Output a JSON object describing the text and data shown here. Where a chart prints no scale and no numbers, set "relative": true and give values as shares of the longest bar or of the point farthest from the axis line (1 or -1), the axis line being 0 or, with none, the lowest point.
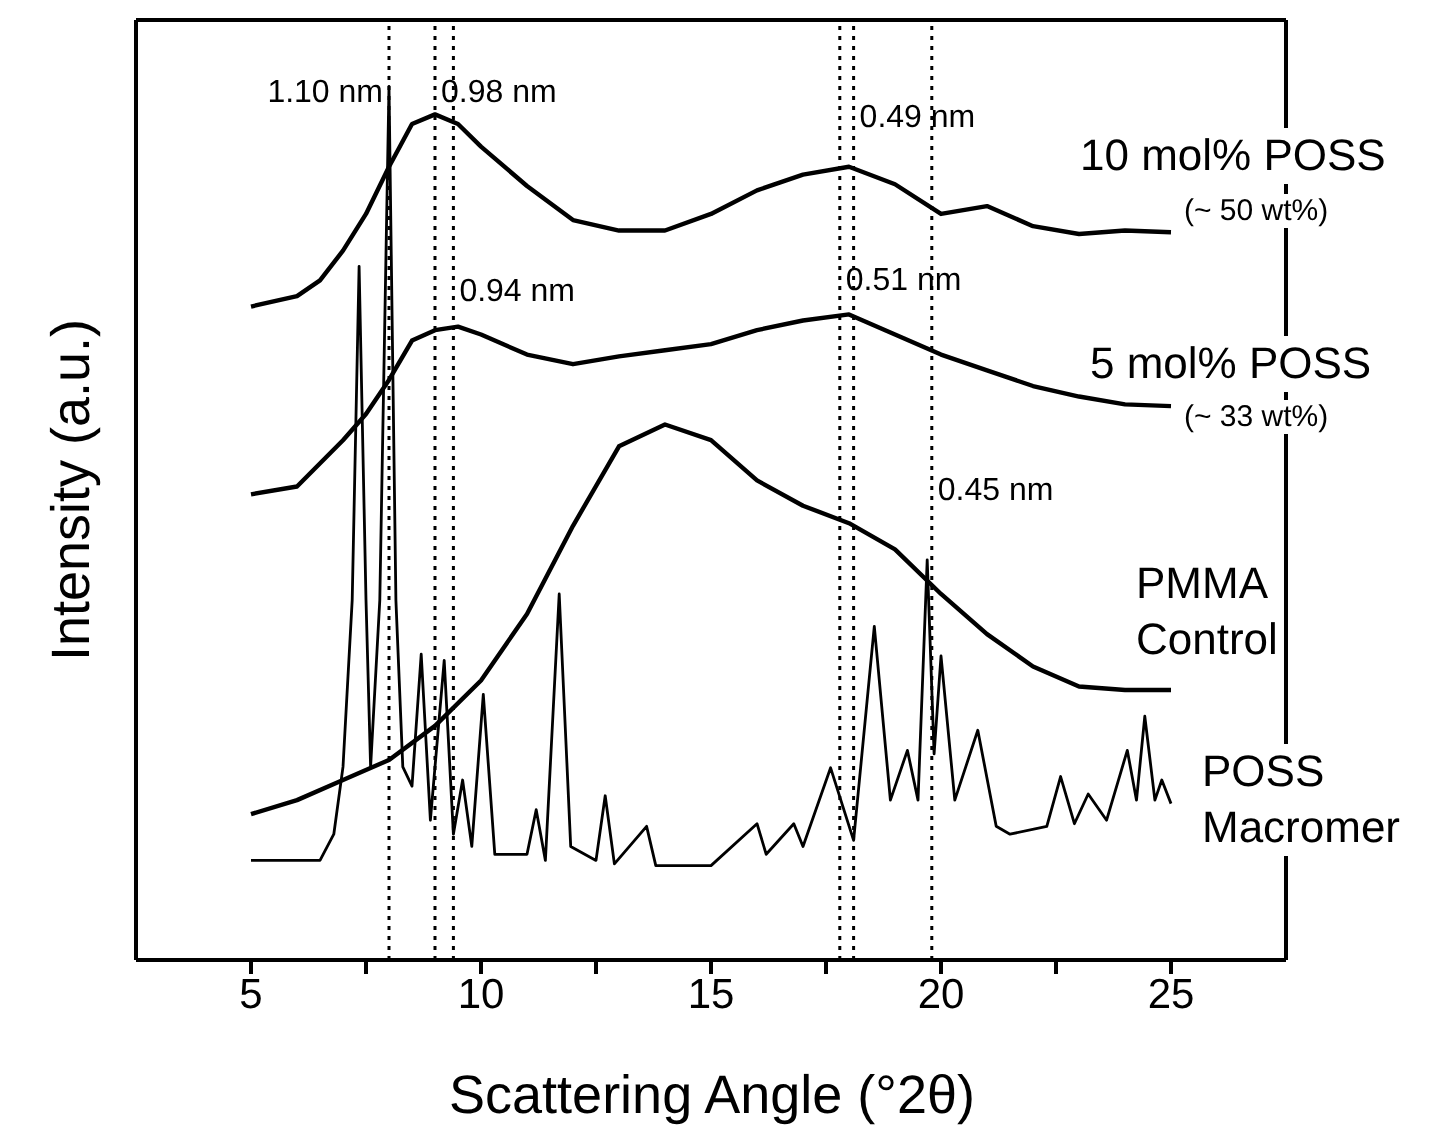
{
  "chart_data": {
    "type": "line",
    "relative": true,
    "xlabel": "Scattering Angle (°2θ)",
    "ylabel": "Intensity (a.u.)",
    "xlim": [
      2.5,
      27.5
    ],
    "xticks": [
      5,
      {
        "value": 7.5,
        "label": null
      },
      10,
      {
        "value": 12.5,
        "label": null
      },
      15,
      {
        "value": 17.5,
        "label": null
      },
      20,
      {
        "value": 22.5,
        "label": null
      },
      25
    ],
    "marker": "none",
    "line_style": "solid",
    "series": [
      {
        "name": "10 mol% POSS",
        "color": "#000000",
        "x": [
          5,
          6,
          6.5,
          7,
          7.5,
          8,
          8.5,
          9,
          9.5,
          10,
          11,
          12,
          13,
          14,
          15,
          16,
          17,
          18,
          19,
          20,
          21,
          22,
          23,
          24,
          25
        ],
        "values": [
          0.748,
          0.76,
          0.778,
          0.812,
          0.854,
          0.908,
          0.957,
          0.968,
          0.957,
          0.931,
          0.886,
          0.847,
          0.835,
          0.835,
          0.854,
          0.881,
          0.899,
          0.908,
          0.888,
          0.854,
          0.863,
          0.84,
          0.831,
          0.835,
          0.833
        ]
      },
      {
        "name": "5 mol% POSS",
        "color": "#000000",
        "x": [
          5,
          6,
          7,
          7.5,
          8,
          8.5,
          9,
          9.5,
          10,
          11,
          12,
          13,
          14,
          15,
          16,
          17,
          18,
          19,
          20,
          21,
          22,
          23,
          24,
          25
        ],
        "values": [
          0.533,
          0.542,
          0.595,
          0.625,
          0.664,
          0.709,
          0.721,
          0.725,
          0.716,
          0.693,
          0.682,
          0.691,
          0.698,
          0.705,
          0.721,
          0.732,
          0.739,
          0.716,
          0.693,
          0.675,
          0.657,
          0.645,
          0.636,
          0.634
        ]
      },
      {
        "name": "PMMA Control",
        "color": "#000000",
        "x": [
          5,
          6,
          7,
          8,
          9,
          10,
          11,
          12,
          13,
          14,
          15,
          16,
          17,
          18,
          19,
          20,
          21,
          22,
          23,
          24,
          25
        ],
        "values": [
          0.167,
          0.183,
          0.206,
          0.229,
          0.268,
          0.32,
          0.396,
          0.497,
          0.588,
          0.613,
          0.595,
          0.549,
          0.52,
          0.5,
          0.47,
          0.419,
          0.373,
          0.336,
          0.313,
          0.309,
          0.309
        ]
      },
      {
        "name": "POSS Macromer",
        "color": "#000000",
        "x": [
          5,
          6.5,
          6.8,
          7,
          7.2,
          7.35,
          7.5,
          7.6,
          7.8,
          8,
          8.15,
          8.3,
          8.5,
          8.7,
          8.9,
          9.2,
          9.4,
          9.6,
          9.8,
          10.05,
          10.3,
          11,
          11.2,
          11.4,
          11.7,
          11.95,
          12.5,
          12.7,
          12.9,
          13.6,
          13.8,
          15,
          16,
          16.2,
          16.8,
          17,
          17.6,
          18.1,
          18.55,
          18.9,
          19.27,
          19.5,
          19.7,
          19.85,
          20,
          20.3,
          20.8,
          21.2,
          21.5,
          22.3,
          22.6,
          22.9,
          23.2,
          23.6,
          24.05,
          24.25,
          24.43,
          24.65,
          24.8,
          25
        ],
        "values": [
          0.114,
          0.114,
          0.144,
          0.221,
          0.412,
          0.794,
          0.412,
          0.221,
          0.412,
          1.0,
          0.412,
          0.221,
          0.199,
          0.35,
          0.16,
          0.343,
          0.144,
          0.206,
          0.13,
          0.304,
          0.121,
          0.121,
          0.172,
          0.114,
          0.419,
          0.13,
          0.114,
          0.188,
          0.11,
          0.153,
          0.108,
          0.108,
          0.156,
          0.121,
          0.156,
          0.13,
          0.22,
          0.137,
          0.382,
          0.183,
          0.24,
          0.183,
          0.458,
          0.236,
          0.348,
          0.183,
          0.263,
          0.153,
          0.144,
          0.153,
          0.21,
          0.156,
          0.19,
          0.16,
          0.24,
          0.183,
          0.279,
          0.183,
          0.206,
          0.179
        ]
      }
    ],
    "ref_lines": [
      {
        "axis": "x",
        "value": 8.0,
        "color": "#000000",
        "line_style": "dotted"
      },
      {
        "axis": "x",
        "value": 9.0,
        "color": "#000000",
        "line_style": "dotted"
      },
      {
        "axis": "x",
        "value": 9.4,
        "color": "#000000",
        "line_style": "dotted"
      },
      {
        "axis": "x",
        "value": 18.1,
        "color": "#000000",
        "line_style": "dotted"
      },
      {
        "axis": "x",
        "value": 17.8,
        "color": "#000000",
        "line_style": "dotted"
      },
      {
        "axis": "x",
        "value": 19.8,
        "color": "#000000",
        "line_style": "dotted"
      }
    ],
    "annotations": [
      "(~ 50 wt%)",
      "(~ 33 wt%)",
      {
        "text": "1.10 nm",
        "x": 8.0,
        "y": 0.995
      },
      {
        "text": "0.98 nm",
        "x": 9.0,
        "y": 0.995
      },
      {
        "text": "0.49 nm",
        "x": 18.1,
        "y": 0.966
      },
      {
        "text": "0.94 nm",
        "x": 9.4,
        "y": 0.767
      },
      {
        "text": "0.51 nm",
        "x": 17.8,
        "y": 0.78
      },
      {
        "text": "0.45 nm",
        "x": 19.8,
        "y": 0.54
      }
    ]
  }
}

## What you will do
Leave the pictures out and output the rest of the listing exactly.

## Reply
Output a JSON object describing the text and data shown here. Where a chart prints no scale and no numbers, set "relative": true and give values as shares of the longest bar or of the point farthest from the axis line (1 or -1), the axis line being 0 or, with none, the lowest point.
{
  "chart_data": {
    "type": "line",
    "relative": true,
    "xlabel": "Scattering Angle (°2θ)",
    "ylabel": "Intensity (a.u.)",
    "xlim": [
      2.5,
      27.5
    ],
    "xticks": [
      5,
      {
        "value": 7.5,
        "label": null
      },
      10,
      {
        "value": 12.5,
        "label": null
      },
      15,
      {
        "value": 17.5,
        "label": null
      },
      20,
      {
        "value": 22.5,
        "label": null
      },
      25
    ],
    "marker": "none",
    "line_style": "solid",
    "series": [
      {
        "name": "10 mol% POSS",
        "color": "#000000",
        "x": [
          5,
          6,
          6.5,
          7,
          7.5,
          8,
          8.5,
          9,
          9.5,
          10,
          11,
          12,
          13,
          14,
          15,
          16,
          17,
          18,
          19,
          20,
          21,
          22,
          23,
          24,
          25
        ],
        "values": [
          0.748,
          0.76,
          0.778,
          0.812,
          0.854,
          0.908,
          0.957,
          0.968,
          0.957,
          0.931,
          0.886,
          0.847,
          0.835,
          0.835,
          0.854,
          0.881,
          0.899,
          0.908,
          0.888,
          0.854,
          0.863,
          0.84,
          0.831,
          0.835,
          0.833
        ]
      },
      {
        "name": "5 mol% POSS",
        "color": "#000000",
        "x": [
          5,
          6,
          7,
          7.5,
          8,
          8.5,
          9,
          9.5,
          10,
          11,
          12,
          13,
          14,
          15,
          16,
          17,
          18,
          19,
          20,
          21,
          22,
          23,
          24,
          25
        ],
        "values": [
          0.533,
          0.542,
          0.595,
          0.625,
          0.664,
          0.709,
          0.721,
          0.725,
          0.716,
          0.693,
          0.682,
          0.691,
          0.698,
          0.705,
          0.721,
          0.732,
          0.739,
          0.716,
          0.693,
          0.675,
          0.657,
          0.645,
          0.636,
          0.634
        ]
      },
      {
        "name": "PMMA Control",
        "color": "#000000",
        "x": [
          5,
          6,
          7,
          8,
          9,
          10,
          11,
          12,
          13,
          14,
          15,
          16,
          17,
          18,
          19,
          20,
          21,
          22,
          23,
          24,
          25
        ],
        "values": [
          0.167,
          0.183,
          0.206,
          0.229,
          0.268,
          0.32,
          0.396,
          0.497,
          0.588,
          0.613,
          0.595,
          0.549,
          0.52,
          0.5,
          0.47,
          0.419,
          0.373,
          0.336,
          0.313,
          0.309,
          0.309
        ]
      },
      {
        "name": "POSS Macromer",
        "color": "#000000",
        "x": [
          5,
          6.5,
          6.8,
          7,
          7.2,
          7.35,
          7.5,
          7.6,
          7.8,
          8,
          8.15,
          8.3,
          8.5,
          8.7,
          8.9,
          9.2,
          9.4,
          9.6,
          9.8,
          10.05,
          10.3,
          11,
          11.2,
          11.4,
          11.7,
          11.95,
          12.5,
          12.7,
          12.9,
          13.6,
          13.8,
          15,
          16,
          16.2,
          16.8,
          17,
          17.6,
          18.1,
          18.55,
          18.9,
          19.27,
          19.5,
          19.7,
          19.85,
          20,
          20.3,
          20.8,
          21.2,
          21.5,
          22.3,
          22.6,
          22.9,
          23.2,
          23.6,
          24.05,
          24.25,
          24.43,
          24.65,
          24.8,
          25
        ],
        "values": [
          0.114,
          0.114,
          0.144,
          0.221,
          0.412,
          0.794,
          0.412,
          0.221,
          0.412,
          1.0,
          0.412,
          0.221,
          0.199,
          0.35,
          0.16,
          0.343,
          0.144,
          0.206,
          0.13,
          0.304,
          0.121,
          0.121,
          0.172,
          0.114,
          0.419,
          0.13,
          0.114,
          0.188,
          0.11,
          0.153,
          0.108,
          0.108,
          0.156,
          0.121,
          0.156,
          0.13,
          0.22,
          0.137,
          0.382,
          0.183,
          0.24,
          0.183,
          0.458,
          0.236,
          0.348,
          0.183,
          0.263,
          0.153,
          0.144,
          0.153,
          0.21,
          0.156,
          0.19,
          0.16,
          0.24,
          0.183,
          0.279,
          0.183,
          0.206,
          0.179
        ]
      }
    ],
    "ref_lines": [
      {
        "axis": "x",
        "value": 8.0,
        "color": "#000000",
        "line_style": "dotted"
      },
      {
        "axis": "x",
        "value": 9.0,
        "color": "#000000",
        "line_style": "dotted"
      },
      {
        "axis": "x",
        "value": 9.4,
        "color": "#000000",
        "line_style": "dotted"
      },
      {
        "axis": "x",
        "value": 18.1,
        "color": "#000000",
        "line_style": "dotted"
      },
      {
        "axis": "x",
        "value": 17.8,
        "color": "#000000",
        "line_style": "dotted"
      },
      {
        "axis": "x",
        "value": 19.8,
        "color": "#000000",
        "line_style": "dotted"
      }
    ],
    "annotations": [
      "(~ 50 wt%)",
      "(~ 33 wt%)",
      {
        "text": "1.10 nm",
        "x": 8.0,
        "y": 0.995
      },
      {
        "text": "0.98 nm",
        "x": 9.0,
        "y": 0.995
      },
      {
        "text": "0.49 nm",
        "x": 18.1,
        "y": 0.966
      },
      {
        "text": "0.94 nm",
        "x": 9.4,
        "y": 0.767
      },
      {
        "text": "0.51 nm",
        "x": 17.8,
        "y": 0.78
      },
      {
        "text": "0.45 nm",
        "x": 19.8,
        "y": 0.54
      }
    ]
  }
}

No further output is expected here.